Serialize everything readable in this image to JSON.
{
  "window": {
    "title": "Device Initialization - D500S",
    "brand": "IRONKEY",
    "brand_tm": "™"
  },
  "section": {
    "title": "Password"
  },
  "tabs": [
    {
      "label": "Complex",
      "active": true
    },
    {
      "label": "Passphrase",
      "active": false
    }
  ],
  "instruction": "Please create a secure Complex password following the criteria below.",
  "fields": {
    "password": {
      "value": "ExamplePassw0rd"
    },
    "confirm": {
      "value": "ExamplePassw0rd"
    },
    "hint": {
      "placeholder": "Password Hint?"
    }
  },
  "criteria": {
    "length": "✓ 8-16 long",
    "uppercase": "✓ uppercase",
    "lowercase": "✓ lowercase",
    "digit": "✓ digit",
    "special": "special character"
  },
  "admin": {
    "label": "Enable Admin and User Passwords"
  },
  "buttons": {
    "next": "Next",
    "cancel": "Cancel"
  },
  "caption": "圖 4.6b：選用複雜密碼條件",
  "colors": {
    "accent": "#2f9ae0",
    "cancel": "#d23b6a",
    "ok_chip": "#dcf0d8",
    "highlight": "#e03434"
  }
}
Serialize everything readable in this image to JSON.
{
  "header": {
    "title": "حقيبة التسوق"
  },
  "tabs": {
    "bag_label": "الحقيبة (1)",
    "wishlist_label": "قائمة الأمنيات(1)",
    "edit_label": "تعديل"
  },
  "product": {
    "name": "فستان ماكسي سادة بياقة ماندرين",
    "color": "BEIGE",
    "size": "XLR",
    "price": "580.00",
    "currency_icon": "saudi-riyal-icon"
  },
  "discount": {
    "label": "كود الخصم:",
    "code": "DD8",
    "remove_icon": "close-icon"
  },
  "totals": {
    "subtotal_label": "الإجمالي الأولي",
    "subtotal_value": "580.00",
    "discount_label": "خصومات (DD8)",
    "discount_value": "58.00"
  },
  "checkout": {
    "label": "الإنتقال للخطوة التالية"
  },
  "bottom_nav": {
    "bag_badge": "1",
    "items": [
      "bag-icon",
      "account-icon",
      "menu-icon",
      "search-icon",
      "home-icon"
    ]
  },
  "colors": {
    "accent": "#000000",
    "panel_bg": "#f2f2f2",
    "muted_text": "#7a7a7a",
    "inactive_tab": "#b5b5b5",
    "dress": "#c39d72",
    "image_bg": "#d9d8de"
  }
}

____________

▸ **What is being asked**
Nothing may be left out: return each entry exactly as it reads.

▸ **The response**
Serialize everything readable in this image to JSON.
{
  "window": {
    "title": "Device Initialization - D500S",
    "brand": "IRONKEY",
    "brand_tm": "™"
  },
  "section": {
    "title": "Password"
  },
  "tabs": [
    {
      "label": "Complex",
      "active": true
    },
    {
      "label": "Passphrase",
      "active": false
    }
  ],
  "instruction": "Please create a secure Complex password following the criteria below.",
  "fields": {
    "password": {
      "value": "ExamplePassw0rd"
    },
    "confirm": {
      "value": "ExamplePassw0rd"
    },
    "hint": {
      "placeholder": "Password Hint?"
    }
  },
  "criteria": {
    "length": "✓ 8-16 long",
    "uppercase": "✓ uppercase",
    "lowercase": "✓ lowercase",
    "digit": "✓ digit",
    "special": "special character"
  },
  "admin": {
    "label": "Enable Admin and User Passwords"
  },
  "buttons": {
    "next": "Next",
    "cancel": "Cancel"
  },
  "caption": "圖 4.6b：選用複雜密碼條件",
  "colors": {
    "accent": "#2f9ae0",
    "cancel": "#d23b6a",
    "ok_chip": "#dcf0d8",
    "highlight": "#e03434"
  }
}
Serialize everything readable in this image to JSON.
{
  "header": {
    "title": "حقيبة التسوق"
  },
  "tabs": {
    "bag_label": "الحقيبة (1)",
    "wishlist_label": "قائمة الأمنيات(1)",
    "edit_label": "تعديل"
  },
  "product": {
    "name": "فستان ماكسي سادة بياقة ماندرين",
    "color": "BEIGE",
    "size": "XLR",
    "price": "580.00",
    "currency_icon": "saudi-riyal-icon"
  },
  "discount": {
    "label": "كود الخصم:",
    "code": "DD8",
    "remove_icon": "close-icon"
  },
  "totals": {
    "subtotal_label": "الإجمالي الأولي",
    "subtotal_value": "580.00",
    "discount_label": "خصومات (DD8)",
    "discount_value": "58.00"
  },
  "checkout": {
    "label": "الإنتقال للخطوة التالية"
  },
  "bottom_nav": {
    "bag_badge": "1",
    "items": [
      "bag-icon",
      "account-icon",
      "menu-icon",
      "search-icon",
      "home-icon"
    ]
  },
  "colors": {
    "accent": "#000000",
    "panel_bg": "#f2f2f2",
    "muted_text": "#7a7a7a",
    "inactive_tab": "#b5b5b5",
    "dress": "#c39d72",
    "image_bg": "#d9d8de"
  }
}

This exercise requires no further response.